## Start

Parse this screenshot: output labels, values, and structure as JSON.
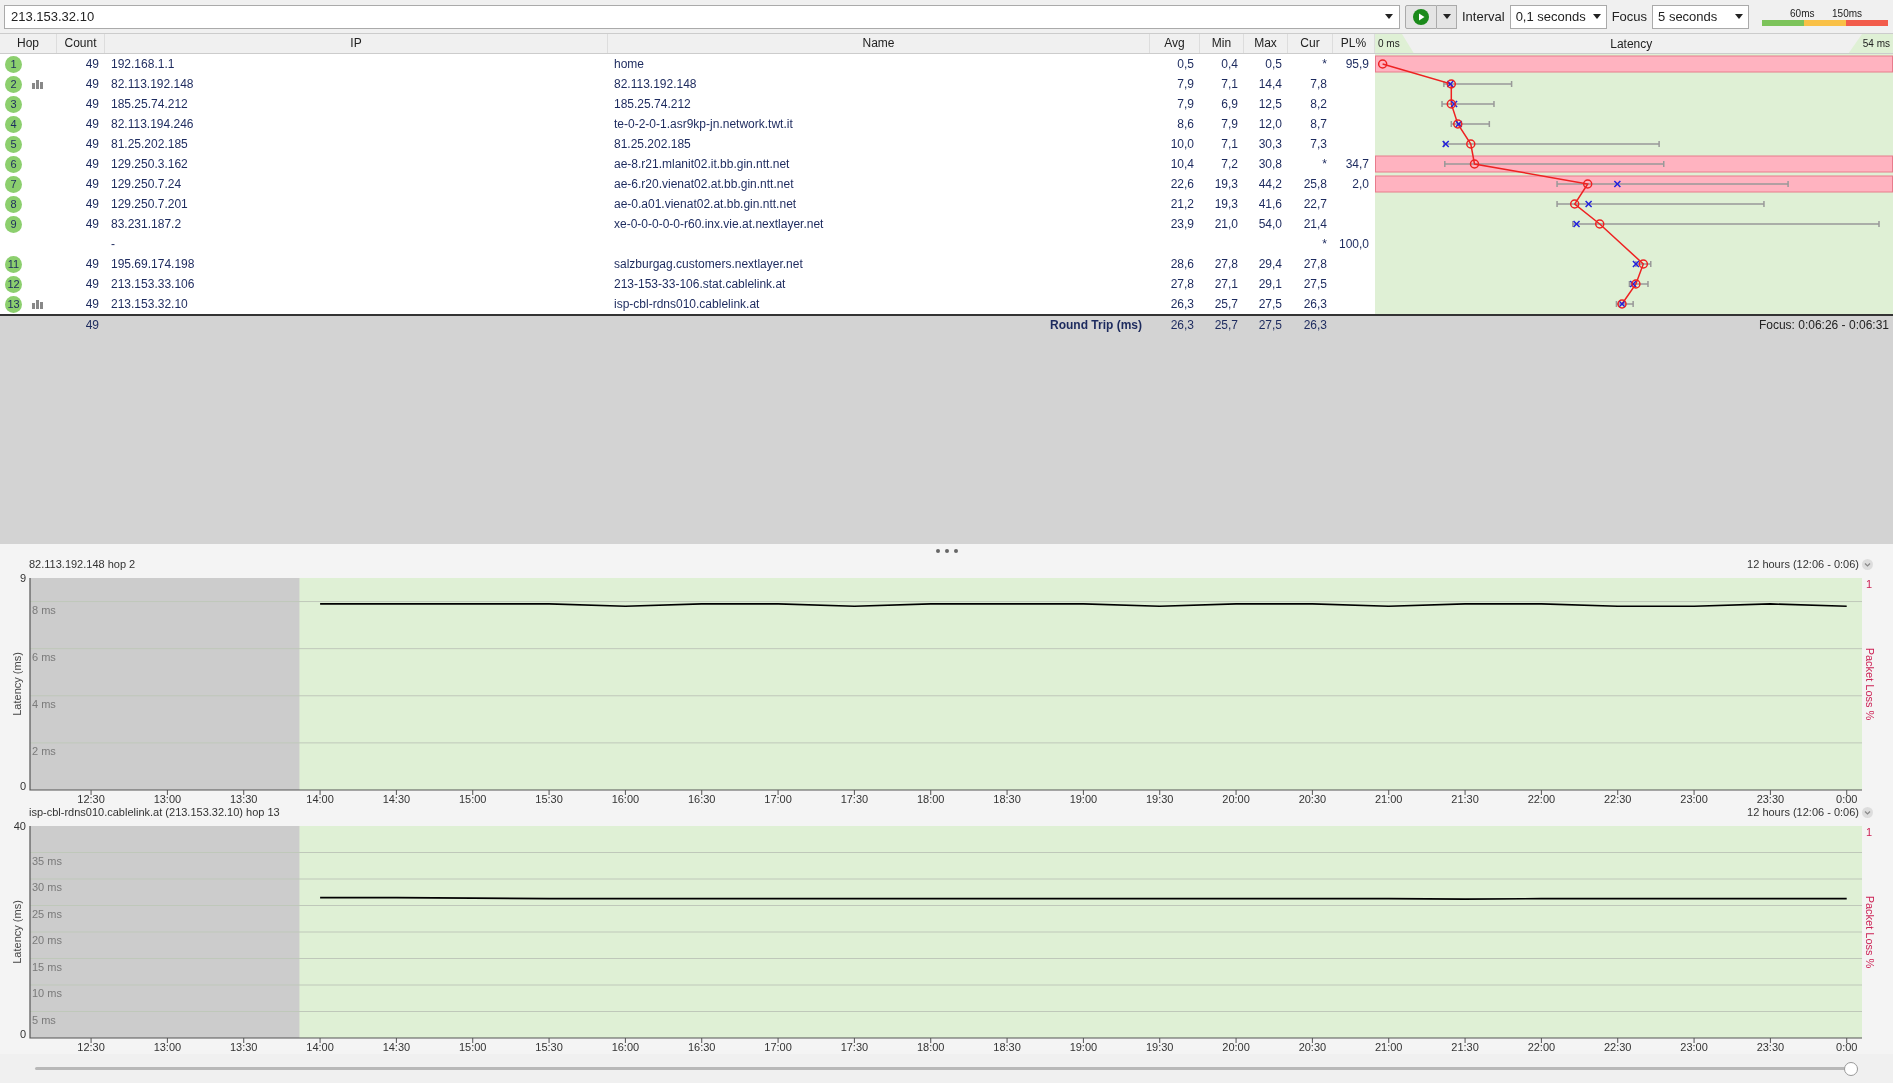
{
  "toolbar": {
    "host": "213.153.32.10",
    "interval_label": "Interval",
    "interval": "0,1 seconds",
    "focus_label": "Focus",
    "focus": "5 seconds",
    "legend": [
      {
        "color": "#7cc35a"
      },
      {
        "label": "60ms",
        "color": "#f9c046"
      },
      {
        "label": "150ms",
        "color": "#f25c4b"
      }
    ]
  },
  "table": {
    "columns": [
      "Hop",
      "Count",
      "IP",
      "Name",
      "Avg",
      "Min",
      "Max",
      "Cur",
      "PL%"
    ],
    "latency_header": {
      "title": "Latency",
      "min_label": "0 ms",
      "max_label": "54 ms"
    },
    "rows": [
      {
        "hop": "1",
        "graph": false,
        "count": "49",
        "ip": "192.168.1.1",
        "name": "home",
        "avg": "0,5",
        "min": "0,4",
        "max": "0,5",
        "cur": "*",
        "pl": "95,9",
        "alert": true
      },
      {
        "hop": "2",
        "graph": true,
        "count": "49",
        "ip": "82.113.192.148",
        "name": "82.113.192.148",
        "avg": "7,9",
        "min": "7,1",
        "max": "14,4",
        "cur": "7,8",
        "alert": false
      },
      {
        "hop": "3",
        "graph": false,
        "count": "49",
        "ip": "185.25.74.212",
        "name": "185.25.74.212",
        "avg": "7,9",
        "min": "6,9",
        "max": "12,5",
        "cur": "8,2",
        "alert": false
      },
      {
        "hop": "4",
        "graph": false,
        "count": "49",
        "ip": "82.113.194.246",
        "name": "te-0-2-0-1.asr9kp-jn.network.twt.it",
        "avg": "8,6",
        "min": "7,9",
        "max": "12,0",
        "cur": "8,7",
        "alert": false
      },
      {
        "hop": "5",
        "graph": false,
        "count": "49",
        "ip": "81.25.202.185",
        "name": "81.25.202.185",
        "avg": "10,0",
        "min": "7,1",
        "max": "30,3",
        "cur": "7,3",
        "alert": false
      },
      {
        "hop": "6",
        "graph": false,
        "count": "49",
        "ip": "129.250.3.162",
        "name": "ae-8.r21.mlanit02.it.bb.gin.ntt.net",
        "avg": "10,4",
        "min": "7,2",
        "max": "30,8",
        "cur": "*",
        "pl": "34,7",
        "alert": true
      },
      {
        "hop": "7",
        "graph": false,
        "count": "49",
        "ip": "129.250.7.24",
        "name": "ae-6.r20.vienat02.at.bb.gin.ntt.net",
        "avg": "22,6",
        "min": "19,3",
        "max": "44,2",
        "cur": "25,8",
        "pl": "2,0",
        "alert": true
      },
      {
        "hop": "8",
        "graph": false,
        "count": "49",
        "ip": "129.250.7.201",
        "name": "ae-0.a01.vienat02.at.bb.gin.ntt.net",
        "avg": "21,2",
        "min": "19,3",
        "max": "41,6",
        "cur": "22,7",
        "alert": false
      },
      {
        "hop": "9",
        "graph": false,
        "count": "49",
        "ip": "83.231.187.2",
        "name": "xe-0-0-0-0-0-r60.inx.vie.at.nextlayer.net",
        "avg": "23,9",
        "min": "21,0",
        "max": "54,0",
        "cur": "21,4",
        "alert": false
      },
      {
        "graph": false,
        "ip": "-",
        "cur": "*",
        "pl": "100,0",
        "alert": false
      },
      {
        "hop": "11",
        "graph": false,
        "count": "49",
        "ip": "195.69.174.198",
        "name": "salzburgag.customers.nextlayer.net",
        "avg": "28,6",
        "min": "27,8",
        "max": "29,4",
        "cur": "27,8",
        "alert": false
      },
      {
        "hop": "12",
        "graph": false,
        "count": "49",
        "ip": "213.153.33.106",
        "name": "213-153-33-106.stat.cablelink.at",
        "avg": "27,8",
        "min": "27,1",
        "max": "29,1",
        "cur": "27,5",
        "alert": false
      },
      {
        "hop": "13",
        "graph": true,
        "count": "49",
        "ip": "213.153.32.10",
        "name": "isp-cbl-rdns010.cablelink.at",
        "avg": "26,3",
        "min": "25,7",
        "max": "27,5",
        "cur": "26,3",
        "alert": false
      }
    ],
    "footer": {
      "count": "49",
      "label": "Round Trip (ms)",
      "avg": "26,3",
      "min": "25,7",
      "max": "27,5",
      "cur": "26,3",
      "focus": "Focus: 0:06:26 - 0:06:31"
    }
  },
  "charts": [
    {
      "range": "12 hours (12:06 - 0:06)",
      "y_top_label": "9",
      "y_bottom_label": "0",
      "loss_max": "1",
      "loss_label": "Packet Loss %",
      "chart_data": {
        "type": "line",
        "title": "82.113.192.148 hop 2",
        "ylabel": "Latency (ms)",
        "categories": [
          "12:30",
          "13:00",
          "13:30",
          "14:00",
          "14:30",
          "15:00",
          "15:30",
          "16:00",
          "16:30",
          "17:00",
          "17:30",
          "18:00",
          "18:30",
          "19:00",
          "19:30",
          "20:00",
          "20:30",
          "21:00",
          "21:30",
          "22:00",
          "22:30",
          "23:00",
          "23:30",
          "0:00"
        ],
        "series": [
          {
            "color": "#000000",
            "values": [
              null,
              null,
              null,
              7.9,
              7.9,
              7.9,
              7.9,
              7.8,
              7.9,
              7.9,
              7.8,
              7.9,
              7.9,
              7.9,
              7.8,
              7.9,
              7.9,
              7.8,
              7.9,
              7.9,
              7.8,
              7.8,
              7.9,
              7.8
            ]
          }
        ],
        "ylim": [
          0,
          9
        ],
        "grid": true,
        "yticks": [
          {
            "value": 2,
            "label": "2 ms"
          },
          {
            "value": 4,
            "label": "4 ms"
          },
          {
            "value": 6,
            "label": "6 ms"
          },
          {
            "value": 8,
            "label": "8 ms"
          }
        ]
      }
    },
    {
      "range": "12 hours (12:06 - 0:06)",
      "y_top_label": "40",
      "y_bottom_label": "0",
      "loss_max": "1",
      "loss_label": "Packet Loss %",
      "chart_data": {
        "type": "line",
        "title": "isp-cbl-rdns010.cablelink.at (213.153.32.10) hop 13",
        "ylabel": "Latency (ms)",
        "categories": [
          "12:30",
          "13:00",
          "13:30",
          "14:00",
          "14:30",
          "15:00",
          "15:30",
          "16:00",
          "16:30",
          "17:00",
          "17:30",
          "18:00",
          "18:30",
          "19:00",
          "19:30",
          "20:00",
          "20:30",
          "21:00",
          "21:30",
          "22:00",
          "22:30",
          "23:00",
          "23:30",
          "0:00"
        ],
        "series": [
          {
            "color": "#000000",
            "values": [
              null,
              null,
              null,
              26.5,
              26.5,
              26.4,
              26.3,
              26.3,
              26.3,
              26.3,
              26.3,
              26.3,
              26.3,
              26.3,
              26.3,
              26.3,
              26.3,
              26.3,
              26.2,
              26.3,
              26.3,
              26.3,
              26.3,
              26.3
            ]
          }
        ],
        "ylim": [
          0,
          40
        ],
        "grid": true,
        "yticks": [
          {
            "value": 5,
            "label": "5 ms"
          },
          {
            "value": 10,
            "label": "10 ms"
          },
          {
            "value": 15,
            "label": "15 ms"
          },
          {
            "value": 20,
            "label": "20 ms"
          },
          {
            "value": 25,
            "label": "25 ms"
          },
          {
            "value": 30,
            "label": "30 ms"
          },
          {
            "value": 35,
            "label": "35 ms"
          }
        ]
      }
    }
  ],
  "timeline_slider": {
    "level": 1
  }
}
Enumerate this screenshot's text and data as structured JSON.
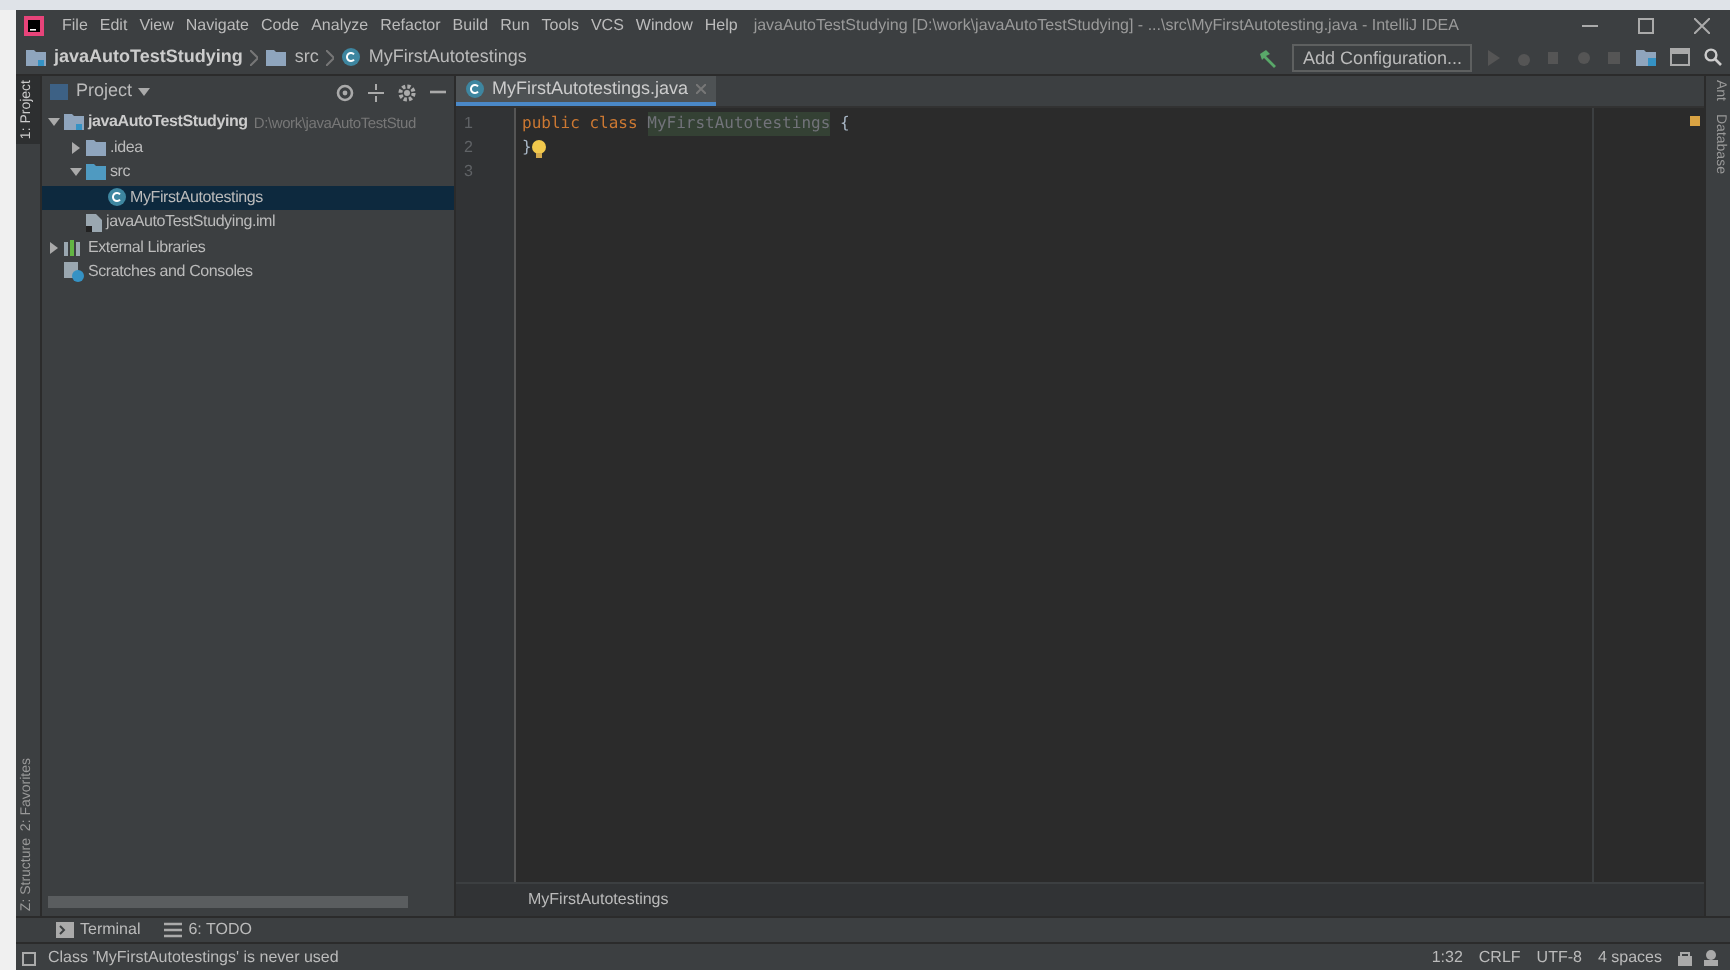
{
  "menu": [
    "File",
    "Edit",
    "View",
    "Navigate",
    "Code",
    "Analyze",
    "Refactor",
    "Build",
    "Run",
    "Tools",
    "VCS",
    "Window",
    "Help"
  ],
  "window": {
    "title": "javaAutoTestStudying [D:\\work\\javaAutoTestStudying] - ...\\src\\MyFirstAutotesting.java - IntelliJ IDEA"
  },
  "breadcrumbs": [
    {
      "label": "javaAutoTestStudying",
      "kind": "project"
    },
    {
      "label": "src",
      "kind": "folder"
    },
    {
      "label": "MyFirstAutotestings",
      "kind": "class"
    }
  ],
  "toolbar": {
    "run_config": "Add Configuration..."
  },
  "left_stripe": [
    {
      "label": "1: Project",
      "selected": true
    },
    {
      "label": "2: Favorites",
      "selected": false
    },
    {
      "label": "Z: Structure",
      "selected": false
    }
  ],
  "right_stripe": [
    "Ant",
    "Database"
  ],
  "project_panel": {
    "title": "Project",
    "tree": [
      {
        "label": "javaAutoTestStudying",
        "hint": "D:\\work\\javaAutoTestStud",
        "kind": "module",
        "expanded": true,
        "selected": false,
        "children": [
          {
            "label": ".idea",
            "kind": "folder",
            "expanded": false,
            "selected": false
          },
          {
            "label": "src",
            "kind": "source",
            "expanded": true,
            "selected": false,
            "children": [
              {
                "label": "MyFirstAutotestings",
                "kind": "class",
                "selected": true
              }
            ]
          },
          {
            "label": "javaAutoTestStudying.iml",
            "kind": "file",
            "selected": false
          }
        ]
      },
      {
        "label": "External Libraries",
        "kind": "library",
        "expanded": false,
        "selected": false
      },
      {
        "label": "Scratches and Consoles",
        "kind": "scratch",
        "selected": false
      }
    ]
  },
  "editor": {
    "tabs": [
      {
        "label": "MyFirstAutotestings.java",
        "selected": true
      }
    ],
    "lines": [
      {
        "number": "1",
        "tokens": [
          {
            "text": "public class ",
            "kind": "keyword"
          },
          {
            "text": "MyFirstAutotestings",
            "kind": "unused"
          },
          {
            "text": " {",
            "kind": "plain"
          }
        ]
      },
      {
        "number": "2",
        "tokens": [
          {
            "text": "}",
            "kind": "plain"
          }
        ],
        "bulb": true
      },
      {
        "number": "3"
      }
    ],
    "breadcrumb": "MyFirstAutotestings"
  },
  "bottom_tabs": [
    {
      "label": "Terminal",
      "kind": "terminal"
    },
    {
      "label": "6: TODO",
      "kind": "todo"
    }
  ],
  "status_bar": {
    "message": "Class 'MyFirstAutotestings' is never used",
    "position": "1:32",
    "line_separator": "CRLF",
    "encoding": "UTF-8",
    "indent": "4 spaces"
  }
}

## End

**The request:**
Your answer should be a single number: the count of lines containing the word "color".

**Task solution:**
5